§ EXERCISE DETAILS:
In the article below about escaped Atlantic salmon, how many Atlantics did Cooke's net-pen farm hold at the time of the escape?

§ TEXT SECTION:

More than three months after a massive escape of Atlantic salmon from Cooke Aquaculture’s net pen at Cypress Island, Atlantics are still turning up very much alive in the Skagit River, one of Washington’s premier Pacific salmon strongholds.

Out to collect chum for broodstock for the tribe’s hatchery, the crew drifted a quarter-mile stretch of the river, putting in at Hamilton, Skagit County. They caught more Atlantics than anything else: more than coho, more than chum, more than Dolly Varden trout, more even than suckers.

Caught more than 42 miles up the Skagit in a brief fishery in just a short stretch of river, those Atlantics were surely not the only ones in the river or the region, said Scott Schuyler, natural-resources director for the Upper Skagit Indian Tribe, based in Sedro-Woolley.

“And if they are here, they are in the Nooksack, they are in the Stillaguamish,” Schuyler said. “The Skagit could be like a snapshot for all the rivers around here. We don’t know the full effect of the release, and it will take long-term monitoring to find out.”

More than 100,000 Atlantics were never found after the escape from Cooke’s net-pen farm the weekend of Aug. 19. The farm contained 305,000 Atlantics from 8 to 10 pounds at the time.

The lively Atlantics caught last week dented the oft-repeated assurance from state agencies and Cooke Aquaculture in news releases and hearings that the escaped Atlantics are all gone, dying out, wasting away.

Over three days last week, the tribe caught 12 Atlantics and seven native chum, Schuyler said. Every time the tribe’s fishermen go out for chum, they catch Atlantics in the Skagit, home to all five species of Pacific salmon, and the biggest chinook producer in the Puget Sound region.

Unwelcome surprise

An eagle led the way upriver, its wings beating a stately cadence as Schuyler and two fishermen for the Upper Skagit Indian Tribe motored their skiff to set a net in the water last Thursday. The glaciered North Cascades gleamed to the north, and the reflection of a clear, bright-blue sky colored the boiling, slate-green waters of the Skagit.

“Oh, look, one of the nonexistent Atlantics,” Schuyler cracked, as the crew brought the net up and over the side with a silvery, spotted Atlantic. “Our ancestors never had to worry about this,” he said, with a shake of his head.

Encountering Atlantic salmon in his home river is an unwelcome surprise every time, Schuyler said. “From a tribal standpoint, it is definitely unnatural. Weird. Bizarre, to encounter them free swimming in the Skagit.”

Nell Halse of Cooke Aquaculture said the company is looking into the continuing catches.

§ DATA EXCERPTS:
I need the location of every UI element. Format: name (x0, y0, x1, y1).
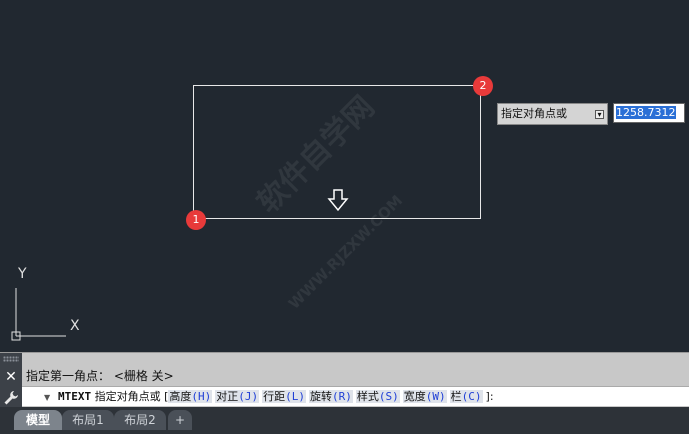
option-line-spacing[interactable]: 行距(L) (262, 390, 307, 403)
option-justify-key: (J) (238, 390, 259, 403)
option-columns-key: (C) (461, 390, 482, 403)
option-line-spacing-key: (L) (285, 390, 306, 403)
tab-layout2[interactable]: 布局2 (114, 410, 166, 430)
option-style-key: (S) (378, 390, 399, 403)
option-style[interactable]: 样式(S) (355, 390, 400, 403)
opposite-corner-marker: 2 (473, 76, 493, 96)
command-line-grip[interactable]: ✕ (0, 353, 22, 408)
command-history-line: 指定第一角点： <栅格 关> (26, 369, 174, 383)
dynamic-input-label: 指定对角点或 (501, 107, 567, 120)
option-rotation[interactable]: 旋转(R) (309, 390, 353, 403)
wrench-icon[interactable] (3, 390, 19, 406)
command-line-panel: ✕ 指定第一角点： <栅格 关> ▼ MTEXT 指定对角点或 [高度(H) 对正(… (0, 352, 689, 408)
close-icon[interactable]: ✕ (2, 368, 20, 386)
layout-tab-bar: 模型 布局1 布局2 + (0, 407, 689, 434)
option-columns-label: 栏 (450, 390, 462, 403)
grip-dots[interactable] (3, 356, 19, 362)
ucs-x-label: X (70, 318, 80, 334)
first-corner-marker: 1 (186, 210, 206, 230)
dynamic-input-value: 1258.7312 (616, 106, 676, 119)
option-style-label: 样式 (356, 390, 379, 403)
option-width[interactable]: 宽度(W) (402, 390, 447, 403)
option-rotation-key: (R) (332, 390, 352, 403)
dynamic-input-prompt[interactable]: 指定对角点或 ▾ (497, 103, 608, 125)
options-dropdown-icon[interactable]: ▾ (595, 110, 604, 119)
option-width-label: 宽度 (403, 390, 426, 403)
drawing-canvas[interactable]: 软件自学网 WWW.RJZXW.COM 1 2 指定对角点或 ▾ 1258.73… (0, 0, 689, 352)
down-arrow-cursor-icon (327, 189, 349, 212)
option-height[interactable]: 高度(H) (168, 390, 213, 403)
tab-model[interactable]: 模型 (14, 410, 62, 430)
command-input[interactable]: ▼ MTEXT 指定对角点或 [高度(H) 对正(J) 行距(L) 旋转(R) 样式(S)… (22, 386, 689, 406)
chevron-down-icon[interactable]: ▼ (44, 388, 52, 407)
option-justify[interactable]: 对正(J) (215, 390, 260, 403)
option-height-label: 高度 (169, 390, 192, 403)
option-justify-label: 对正 (216, 390, 239, 403)
option-rotation-label: 旋转 (310, 390, 333, 403)
command-prompt: 指定对角点或 (94, 390, 161, 403)
tab-layout1[interactable]: 布局1 (62, 410, 114, 430)
option-height-key: (H) (191, 390, 212, 403)
option-line-spacing-label: 行距 (263, 390, 286, 403)
ucs-y-label: Y (18, 266, 27, 282)
command-name: MTEXT (58, 390, 92, 403)
option-columns[interactable]: 栏(C) (449, 390, 483, 403)
dynamic-input-field[interactable]: 1258.7312 (613, 103, 685, 123)
option-width-key: (W) (425, 390, 446, 403)
options-close: ]: (485, 390, 494, 403)
add-layout-button[interactable]: + (168, 410, 192, 430)
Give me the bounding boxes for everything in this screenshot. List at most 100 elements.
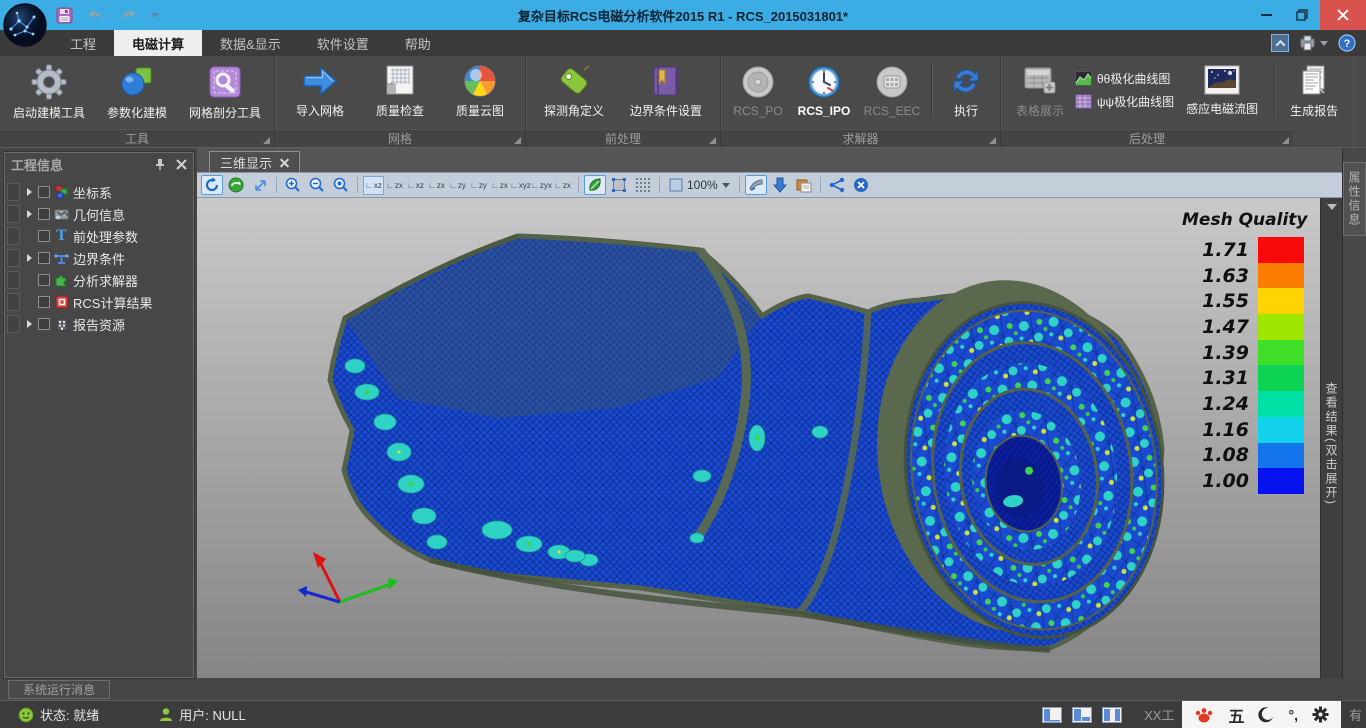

§ FINISHED TASK:
305,000 Atlantics, weighing 8 to 10 pounds each.